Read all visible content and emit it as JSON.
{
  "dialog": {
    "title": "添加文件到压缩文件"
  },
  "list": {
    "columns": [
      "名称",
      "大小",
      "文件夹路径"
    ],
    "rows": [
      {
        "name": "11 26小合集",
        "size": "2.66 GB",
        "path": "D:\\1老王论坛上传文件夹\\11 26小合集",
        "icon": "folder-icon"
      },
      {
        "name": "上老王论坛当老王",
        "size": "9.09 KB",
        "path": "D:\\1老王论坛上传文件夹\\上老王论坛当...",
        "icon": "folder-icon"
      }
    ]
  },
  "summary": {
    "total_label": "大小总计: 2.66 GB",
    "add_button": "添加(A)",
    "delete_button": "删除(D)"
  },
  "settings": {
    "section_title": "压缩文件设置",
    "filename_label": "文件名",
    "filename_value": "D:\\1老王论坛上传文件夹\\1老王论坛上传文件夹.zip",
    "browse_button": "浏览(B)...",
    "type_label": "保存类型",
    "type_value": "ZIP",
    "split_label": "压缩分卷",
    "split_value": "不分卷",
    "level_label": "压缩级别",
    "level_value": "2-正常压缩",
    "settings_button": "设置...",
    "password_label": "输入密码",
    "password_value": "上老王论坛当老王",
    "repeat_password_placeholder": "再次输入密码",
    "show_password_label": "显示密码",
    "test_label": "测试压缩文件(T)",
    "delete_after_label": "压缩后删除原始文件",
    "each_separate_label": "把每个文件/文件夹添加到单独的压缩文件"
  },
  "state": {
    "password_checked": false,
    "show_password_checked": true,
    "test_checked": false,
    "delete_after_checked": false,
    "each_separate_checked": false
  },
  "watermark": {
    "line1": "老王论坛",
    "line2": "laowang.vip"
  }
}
+++++
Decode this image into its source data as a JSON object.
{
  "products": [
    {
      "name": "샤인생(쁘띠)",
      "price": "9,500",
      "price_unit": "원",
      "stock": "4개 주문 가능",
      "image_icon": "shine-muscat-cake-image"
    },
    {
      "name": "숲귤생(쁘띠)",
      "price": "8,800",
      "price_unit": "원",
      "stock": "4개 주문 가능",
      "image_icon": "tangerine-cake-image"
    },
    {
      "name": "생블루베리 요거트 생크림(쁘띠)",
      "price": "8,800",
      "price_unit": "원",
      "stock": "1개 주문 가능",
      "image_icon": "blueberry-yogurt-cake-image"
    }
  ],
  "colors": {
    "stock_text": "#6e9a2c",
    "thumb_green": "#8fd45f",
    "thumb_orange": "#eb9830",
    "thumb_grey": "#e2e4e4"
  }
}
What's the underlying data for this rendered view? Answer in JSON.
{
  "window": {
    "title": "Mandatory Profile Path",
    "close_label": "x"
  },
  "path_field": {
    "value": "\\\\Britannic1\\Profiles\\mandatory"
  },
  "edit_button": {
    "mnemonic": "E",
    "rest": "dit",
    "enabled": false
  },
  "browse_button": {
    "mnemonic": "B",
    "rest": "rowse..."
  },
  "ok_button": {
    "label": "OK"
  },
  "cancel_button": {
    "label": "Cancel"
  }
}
+++++
### What is needed
Find the string "image" in the entries above and return each line that holds it.

### Solution for this task
Decode this image into its source data as a JSON object.
      "image_icon": "shine-muscat-cake-image"
      "image_icon": "tangerine-cake-image"
      "image_icon": "blueberry-yogurt-cake-image"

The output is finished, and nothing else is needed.